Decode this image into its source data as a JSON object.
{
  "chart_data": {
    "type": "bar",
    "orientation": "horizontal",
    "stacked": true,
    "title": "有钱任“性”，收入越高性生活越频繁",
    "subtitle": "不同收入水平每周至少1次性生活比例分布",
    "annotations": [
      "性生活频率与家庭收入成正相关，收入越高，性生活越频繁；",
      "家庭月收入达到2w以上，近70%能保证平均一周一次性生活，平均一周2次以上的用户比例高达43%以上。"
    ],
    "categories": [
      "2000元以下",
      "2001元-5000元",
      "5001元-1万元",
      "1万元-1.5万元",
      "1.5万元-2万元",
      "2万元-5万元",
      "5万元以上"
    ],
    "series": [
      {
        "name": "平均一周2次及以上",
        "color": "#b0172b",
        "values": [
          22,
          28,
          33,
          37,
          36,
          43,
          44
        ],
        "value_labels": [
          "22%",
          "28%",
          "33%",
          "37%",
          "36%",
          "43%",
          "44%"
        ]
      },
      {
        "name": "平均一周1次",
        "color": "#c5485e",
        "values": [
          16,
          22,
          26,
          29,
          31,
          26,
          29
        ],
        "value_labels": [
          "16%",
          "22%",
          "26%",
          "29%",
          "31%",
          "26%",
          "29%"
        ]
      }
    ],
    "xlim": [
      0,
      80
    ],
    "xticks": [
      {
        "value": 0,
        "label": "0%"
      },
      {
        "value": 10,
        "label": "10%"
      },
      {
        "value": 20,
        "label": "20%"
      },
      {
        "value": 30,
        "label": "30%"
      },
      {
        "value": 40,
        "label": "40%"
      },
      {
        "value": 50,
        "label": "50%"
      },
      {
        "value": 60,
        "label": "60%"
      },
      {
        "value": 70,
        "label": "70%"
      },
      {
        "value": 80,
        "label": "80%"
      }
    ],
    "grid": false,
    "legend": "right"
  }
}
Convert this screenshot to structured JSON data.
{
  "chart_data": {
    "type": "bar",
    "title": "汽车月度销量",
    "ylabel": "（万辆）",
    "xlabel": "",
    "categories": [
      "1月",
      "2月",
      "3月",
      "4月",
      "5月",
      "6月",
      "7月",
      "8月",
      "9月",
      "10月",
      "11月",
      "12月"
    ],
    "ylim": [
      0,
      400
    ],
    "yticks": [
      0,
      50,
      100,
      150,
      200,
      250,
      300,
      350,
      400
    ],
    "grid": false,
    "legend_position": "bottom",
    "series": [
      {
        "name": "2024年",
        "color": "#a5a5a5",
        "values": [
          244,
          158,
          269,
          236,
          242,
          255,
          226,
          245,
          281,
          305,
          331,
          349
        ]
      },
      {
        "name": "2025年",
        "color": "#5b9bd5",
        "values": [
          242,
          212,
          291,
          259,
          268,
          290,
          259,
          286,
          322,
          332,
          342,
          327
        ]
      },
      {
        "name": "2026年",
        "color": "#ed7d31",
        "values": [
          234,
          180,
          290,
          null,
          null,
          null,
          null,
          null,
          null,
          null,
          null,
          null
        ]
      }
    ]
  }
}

Stated goal: Nothing should be left out: repeat all of the data exactly.

Correct response:
Decode this image into its source data as a JSON object.
{
  "chart_data": {
    "type": "bar",
    "orientation": "horizontal",
    "stacked": true,
    "title": "有钱任“性”，收入越高性生活越频繁",
    "subtitle": "不同收入水平每周至少1次性生活比例分布",
    "annotations": [
      "性生活频率与家庭收入成正相关，收入越高，性生活越频繁；",
      "家庭月收入达到2w以上，近70%能保证平均一周一次性生活，平均一周2次以上的用户比例高达43%以上。"
    ],
    "categories": [
      "2000元以下",
      "2001元-5000元",
      "5001元-1万元",
      "1万元-1.5万元",
      "1.5万元-2万元",
      "2万元-5万元",
      "5万元以上"
    ],
    "series": [
      {
        "name": "平均一周2次及以上",
        "color": "#b0172b",
        "values": [
          22,
          28,
          33,
          37,
          36,
          43,
          44
        ],
        "value_labels": [
          "22%",
          "28%",
          "33%",
          "37%",
          "36%",
          "43%",
          "44%"
        ]
      },
      {
        "name": "平均一周1次",
        "color": "#c5485e",
        "values": [
          16,
          22,
          26,
          29,
          31,
          26,
          29
        ],
        "value_labels": [
          "16%",
          "22%",
          "26%",
          "29%",
          "31%",
          "26%",
          "29%"
        ]
      }
    ],
    "xlim": [
      0,
      80
    ],
    "xticks": [
      {
        "value": 0,
        "label": "0%"
      },
      {
        "value": 10,
        "label": "10%"
      },
      {
        "value": 20,
        "label": "20%"
      },
      {
        "value": 30,
        "label": "30%"
      },
      {
        "value": 40,
        "label": "40%"
      },
      {
        "value": 50,
        "label": "50%"
      },
      {
        "value": 60,
        "label": "60%"
      },
      {
        "value": 70,
        "label": "70%"
      },
      {
        "value": 80,
        "label": "80%"
      }
    ],
    "grid": false,
    "legend": "right"
  }
}
Convert this screenshot to structured JSON data.
{
  "chart_data": {
    "type": "bar",
    "title": "汽车月度销量",
    "ylabel": "（万辆）",
    "xlabel": "",
    "categories": [
      "1月",
      "2月",
      "3月",
      "4月",
      "5月",
      "6月",
      "7月",
      "8月",
      "9月",
      "10月",
      "11月",
      "12月"
    ],
    "ylim": [
      0,
      400
    ],
    "yticks": [
      0,
      50,
      100,
      150,
      200,
      250,
      300,
      350,
      400
    ],
    "grid": false,
    "legend_position": "bottom",
    "series": [
      {
        "name": "2024年",
        "color": "#a5a5a5",
        "values": [
          244,
          158,
          269,
          236,
          242,
          255,
          226,
          245,
          281,
          305,
          331,
          349
        ]
      },
      {
        "name": "2025年",
        "color": "#5b9bd5",
        "values": [
          242,
          212,
          291,
          259,
          268,
          290,
          259,
          286,
          322,
          332,
          342,
          327
        ]
      },
      {
        "name": "2026年",
        "color": "#ed7d31",
        "values": [
          234,
          180,
          290,
          null,
          null,
          null,
          null,
          null,
          null,
          null,
          null,
          null
        ]
      }
    ]
  }
}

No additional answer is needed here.